Which lines in the records below contain the word "United"? Copy each one out.
#### RECORDS TO USE ####
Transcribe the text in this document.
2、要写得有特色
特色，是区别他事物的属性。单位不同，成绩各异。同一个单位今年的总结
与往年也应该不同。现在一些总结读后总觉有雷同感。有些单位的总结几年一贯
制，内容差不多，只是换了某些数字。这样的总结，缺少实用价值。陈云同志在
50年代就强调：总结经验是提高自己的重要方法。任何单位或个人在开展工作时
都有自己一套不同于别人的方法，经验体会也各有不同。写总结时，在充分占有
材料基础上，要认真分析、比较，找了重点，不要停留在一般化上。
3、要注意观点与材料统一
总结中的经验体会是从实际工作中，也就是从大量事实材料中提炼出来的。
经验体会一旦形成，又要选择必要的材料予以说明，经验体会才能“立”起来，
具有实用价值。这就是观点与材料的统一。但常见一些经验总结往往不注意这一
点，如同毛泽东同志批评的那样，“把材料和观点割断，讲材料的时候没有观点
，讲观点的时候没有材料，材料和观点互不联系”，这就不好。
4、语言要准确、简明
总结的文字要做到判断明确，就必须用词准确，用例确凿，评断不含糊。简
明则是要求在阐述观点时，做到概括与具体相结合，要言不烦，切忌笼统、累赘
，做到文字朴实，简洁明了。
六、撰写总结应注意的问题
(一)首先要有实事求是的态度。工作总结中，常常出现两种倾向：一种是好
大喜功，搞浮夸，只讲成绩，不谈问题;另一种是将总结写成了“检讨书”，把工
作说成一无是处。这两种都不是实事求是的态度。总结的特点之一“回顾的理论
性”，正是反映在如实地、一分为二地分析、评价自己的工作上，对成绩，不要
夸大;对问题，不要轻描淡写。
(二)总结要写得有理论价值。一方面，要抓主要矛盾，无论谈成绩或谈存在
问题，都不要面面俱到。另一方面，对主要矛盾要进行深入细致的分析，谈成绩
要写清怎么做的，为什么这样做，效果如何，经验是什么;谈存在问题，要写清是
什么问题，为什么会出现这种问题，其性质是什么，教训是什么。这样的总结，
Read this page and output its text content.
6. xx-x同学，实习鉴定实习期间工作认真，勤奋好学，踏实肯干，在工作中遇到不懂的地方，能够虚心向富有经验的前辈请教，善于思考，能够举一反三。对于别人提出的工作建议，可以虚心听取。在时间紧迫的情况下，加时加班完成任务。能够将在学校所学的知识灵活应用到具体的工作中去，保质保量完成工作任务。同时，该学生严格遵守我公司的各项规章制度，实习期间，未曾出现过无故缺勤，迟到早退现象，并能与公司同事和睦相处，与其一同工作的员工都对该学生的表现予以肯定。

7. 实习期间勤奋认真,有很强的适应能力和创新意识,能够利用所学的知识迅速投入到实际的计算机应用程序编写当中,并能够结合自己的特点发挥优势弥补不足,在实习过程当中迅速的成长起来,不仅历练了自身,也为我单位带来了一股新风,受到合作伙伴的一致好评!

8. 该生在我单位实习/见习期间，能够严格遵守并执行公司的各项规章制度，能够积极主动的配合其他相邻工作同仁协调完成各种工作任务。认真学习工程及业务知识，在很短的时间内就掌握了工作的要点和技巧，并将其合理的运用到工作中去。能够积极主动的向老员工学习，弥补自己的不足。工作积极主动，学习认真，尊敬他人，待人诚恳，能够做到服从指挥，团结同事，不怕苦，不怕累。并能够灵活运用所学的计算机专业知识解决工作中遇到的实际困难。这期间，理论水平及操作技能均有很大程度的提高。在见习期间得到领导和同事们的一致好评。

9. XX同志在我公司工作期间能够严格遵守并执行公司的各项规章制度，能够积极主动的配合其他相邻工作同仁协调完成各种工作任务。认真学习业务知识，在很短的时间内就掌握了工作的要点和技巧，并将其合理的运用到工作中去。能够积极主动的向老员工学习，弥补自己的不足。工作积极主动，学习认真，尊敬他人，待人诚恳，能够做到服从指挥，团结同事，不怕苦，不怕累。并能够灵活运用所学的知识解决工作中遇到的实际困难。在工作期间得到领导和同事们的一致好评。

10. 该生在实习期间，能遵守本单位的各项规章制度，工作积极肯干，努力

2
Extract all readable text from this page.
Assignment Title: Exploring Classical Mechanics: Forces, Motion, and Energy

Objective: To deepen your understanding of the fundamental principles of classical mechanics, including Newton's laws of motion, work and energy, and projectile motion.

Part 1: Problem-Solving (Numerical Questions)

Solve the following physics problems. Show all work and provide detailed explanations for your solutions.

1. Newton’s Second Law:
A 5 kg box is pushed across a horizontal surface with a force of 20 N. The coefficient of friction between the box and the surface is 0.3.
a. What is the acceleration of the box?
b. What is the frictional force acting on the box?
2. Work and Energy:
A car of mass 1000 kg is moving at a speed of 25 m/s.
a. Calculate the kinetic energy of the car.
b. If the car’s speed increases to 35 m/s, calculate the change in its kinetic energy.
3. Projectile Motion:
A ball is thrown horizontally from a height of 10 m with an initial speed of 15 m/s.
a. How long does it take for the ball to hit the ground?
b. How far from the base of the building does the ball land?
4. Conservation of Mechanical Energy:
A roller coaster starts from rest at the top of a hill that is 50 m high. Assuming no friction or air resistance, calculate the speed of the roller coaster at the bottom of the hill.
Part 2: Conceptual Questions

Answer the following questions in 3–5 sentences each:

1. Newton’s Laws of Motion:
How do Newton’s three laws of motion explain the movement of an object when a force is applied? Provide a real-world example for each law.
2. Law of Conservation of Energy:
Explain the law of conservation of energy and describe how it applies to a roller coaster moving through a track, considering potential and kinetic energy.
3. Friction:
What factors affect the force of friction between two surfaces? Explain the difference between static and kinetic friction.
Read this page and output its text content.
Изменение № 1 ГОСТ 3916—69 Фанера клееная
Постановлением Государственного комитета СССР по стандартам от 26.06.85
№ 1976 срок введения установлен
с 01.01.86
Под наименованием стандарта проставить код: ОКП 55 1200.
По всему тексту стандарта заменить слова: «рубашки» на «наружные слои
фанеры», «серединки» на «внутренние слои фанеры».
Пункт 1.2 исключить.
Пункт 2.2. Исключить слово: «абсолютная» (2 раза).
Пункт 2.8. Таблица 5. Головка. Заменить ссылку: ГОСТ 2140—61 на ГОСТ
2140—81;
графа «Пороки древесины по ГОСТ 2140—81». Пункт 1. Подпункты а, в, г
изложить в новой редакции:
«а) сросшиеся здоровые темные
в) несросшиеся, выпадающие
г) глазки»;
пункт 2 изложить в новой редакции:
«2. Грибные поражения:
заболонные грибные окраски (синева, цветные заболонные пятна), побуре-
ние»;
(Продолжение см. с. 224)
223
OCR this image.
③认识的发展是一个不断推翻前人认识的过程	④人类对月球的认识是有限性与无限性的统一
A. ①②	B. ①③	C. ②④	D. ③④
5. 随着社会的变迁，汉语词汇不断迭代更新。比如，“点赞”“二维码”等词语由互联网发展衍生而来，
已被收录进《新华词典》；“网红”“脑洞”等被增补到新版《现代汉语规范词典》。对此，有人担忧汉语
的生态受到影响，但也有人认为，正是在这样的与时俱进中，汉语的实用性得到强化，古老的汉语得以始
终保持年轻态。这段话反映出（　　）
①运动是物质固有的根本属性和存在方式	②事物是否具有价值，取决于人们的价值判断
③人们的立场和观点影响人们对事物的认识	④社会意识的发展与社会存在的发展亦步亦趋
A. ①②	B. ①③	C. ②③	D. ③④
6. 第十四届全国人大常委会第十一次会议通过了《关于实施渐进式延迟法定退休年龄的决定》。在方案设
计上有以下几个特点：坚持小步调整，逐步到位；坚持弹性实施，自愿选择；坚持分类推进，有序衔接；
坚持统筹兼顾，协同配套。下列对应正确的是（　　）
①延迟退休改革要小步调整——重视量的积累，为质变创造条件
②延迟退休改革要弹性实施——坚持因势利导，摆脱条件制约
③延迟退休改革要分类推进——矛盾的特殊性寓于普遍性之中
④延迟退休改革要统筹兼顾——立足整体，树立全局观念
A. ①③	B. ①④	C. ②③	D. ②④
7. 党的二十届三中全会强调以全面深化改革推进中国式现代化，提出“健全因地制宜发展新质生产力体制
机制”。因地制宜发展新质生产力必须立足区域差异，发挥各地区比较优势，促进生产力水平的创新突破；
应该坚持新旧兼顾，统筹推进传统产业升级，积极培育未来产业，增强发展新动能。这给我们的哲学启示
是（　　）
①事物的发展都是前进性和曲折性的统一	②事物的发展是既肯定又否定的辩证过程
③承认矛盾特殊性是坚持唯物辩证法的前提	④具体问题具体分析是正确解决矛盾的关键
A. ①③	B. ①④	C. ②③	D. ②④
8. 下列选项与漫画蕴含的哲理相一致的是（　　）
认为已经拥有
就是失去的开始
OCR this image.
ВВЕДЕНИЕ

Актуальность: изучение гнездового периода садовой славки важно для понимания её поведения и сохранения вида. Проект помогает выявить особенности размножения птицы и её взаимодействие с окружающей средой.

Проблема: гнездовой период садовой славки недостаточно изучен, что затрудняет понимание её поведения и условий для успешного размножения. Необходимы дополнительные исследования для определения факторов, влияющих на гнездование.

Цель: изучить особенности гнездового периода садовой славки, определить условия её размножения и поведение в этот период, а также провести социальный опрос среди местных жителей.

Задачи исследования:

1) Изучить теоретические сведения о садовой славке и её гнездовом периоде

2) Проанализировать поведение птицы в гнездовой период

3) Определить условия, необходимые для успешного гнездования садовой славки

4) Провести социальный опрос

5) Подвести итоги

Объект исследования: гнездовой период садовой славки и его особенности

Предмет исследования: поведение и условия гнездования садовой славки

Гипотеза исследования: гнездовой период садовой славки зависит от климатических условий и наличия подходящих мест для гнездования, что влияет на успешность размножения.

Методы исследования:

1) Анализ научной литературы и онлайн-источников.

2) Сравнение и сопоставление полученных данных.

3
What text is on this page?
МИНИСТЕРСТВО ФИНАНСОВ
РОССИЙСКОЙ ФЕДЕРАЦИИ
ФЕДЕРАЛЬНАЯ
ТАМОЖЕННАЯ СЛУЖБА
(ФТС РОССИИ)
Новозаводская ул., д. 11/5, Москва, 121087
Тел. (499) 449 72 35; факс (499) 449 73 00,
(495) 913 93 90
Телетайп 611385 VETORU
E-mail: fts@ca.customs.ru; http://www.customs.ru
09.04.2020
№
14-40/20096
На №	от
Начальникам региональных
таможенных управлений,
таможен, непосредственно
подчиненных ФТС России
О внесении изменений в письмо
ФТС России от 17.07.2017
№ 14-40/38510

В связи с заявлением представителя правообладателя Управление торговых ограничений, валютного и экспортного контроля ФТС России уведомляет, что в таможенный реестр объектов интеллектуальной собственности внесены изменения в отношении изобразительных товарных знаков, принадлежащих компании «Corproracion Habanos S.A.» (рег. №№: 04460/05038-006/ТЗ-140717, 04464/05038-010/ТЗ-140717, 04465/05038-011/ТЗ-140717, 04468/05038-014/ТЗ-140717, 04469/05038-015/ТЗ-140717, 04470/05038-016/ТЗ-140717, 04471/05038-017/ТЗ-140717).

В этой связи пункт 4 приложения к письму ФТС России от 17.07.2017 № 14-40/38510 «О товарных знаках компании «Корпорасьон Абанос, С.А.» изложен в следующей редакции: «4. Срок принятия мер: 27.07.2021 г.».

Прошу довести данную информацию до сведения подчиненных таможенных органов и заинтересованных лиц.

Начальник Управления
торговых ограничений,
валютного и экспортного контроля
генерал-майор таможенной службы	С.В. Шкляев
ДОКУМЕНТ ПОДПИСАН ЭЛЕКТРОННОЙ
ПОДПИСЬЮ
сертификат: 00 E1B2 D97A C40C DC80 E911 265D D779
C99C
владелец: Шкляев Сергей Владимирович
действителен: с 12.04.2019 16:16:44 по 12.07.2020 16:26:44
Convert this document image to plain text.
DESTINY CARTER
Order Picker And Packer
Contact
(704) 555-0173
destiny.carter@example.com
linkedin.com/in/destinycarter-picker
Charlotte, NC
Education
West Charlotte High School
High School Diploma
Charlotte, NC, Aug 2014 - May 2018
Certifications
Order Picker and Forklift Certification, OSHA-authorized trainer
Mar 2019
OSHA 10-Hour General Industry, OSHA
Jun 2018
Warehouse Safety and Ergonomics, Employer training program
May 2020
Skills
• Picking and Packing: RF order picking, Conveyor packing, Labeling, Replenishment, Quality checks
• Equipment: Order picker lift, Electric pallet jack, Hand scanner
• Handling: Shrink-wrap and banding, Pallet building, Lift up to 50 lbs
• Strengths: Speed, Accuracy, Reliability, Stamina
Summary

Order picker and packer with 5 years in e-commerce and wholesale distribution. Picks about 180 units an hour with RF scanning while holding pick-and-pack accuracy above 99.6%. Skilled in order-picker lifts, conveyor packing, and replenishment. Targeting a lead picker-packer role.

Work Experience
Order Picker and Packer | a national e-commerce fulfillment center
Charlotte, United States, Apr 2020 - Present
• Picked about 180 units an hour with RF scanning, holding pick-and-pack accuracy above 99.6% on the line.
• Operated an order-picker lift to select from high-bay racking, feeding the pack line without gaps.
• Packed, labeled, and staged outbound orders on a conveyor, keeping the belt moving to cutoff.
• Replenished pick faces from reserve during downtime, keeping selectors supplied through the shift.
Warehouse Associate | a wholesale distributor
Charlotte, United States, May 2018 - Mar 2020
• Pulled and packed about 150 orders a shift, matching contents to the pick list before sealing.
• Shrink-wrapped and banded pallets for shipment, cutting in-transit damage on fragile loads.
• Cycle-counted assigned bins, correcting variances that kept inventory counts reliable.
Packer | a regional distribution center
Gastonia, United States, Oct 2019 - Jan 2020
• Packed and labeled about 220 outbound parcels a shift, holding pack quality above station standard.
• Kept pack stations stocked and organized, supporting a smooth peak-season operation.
####
• [OUTPUT FOR THIS EXERCISE]:
Charlotte, United States, Apr 2020 - Present
Charlotte, United States, May 2018 - Mar 2020
Gastonia, United States, Oct 2019 - Jan 2020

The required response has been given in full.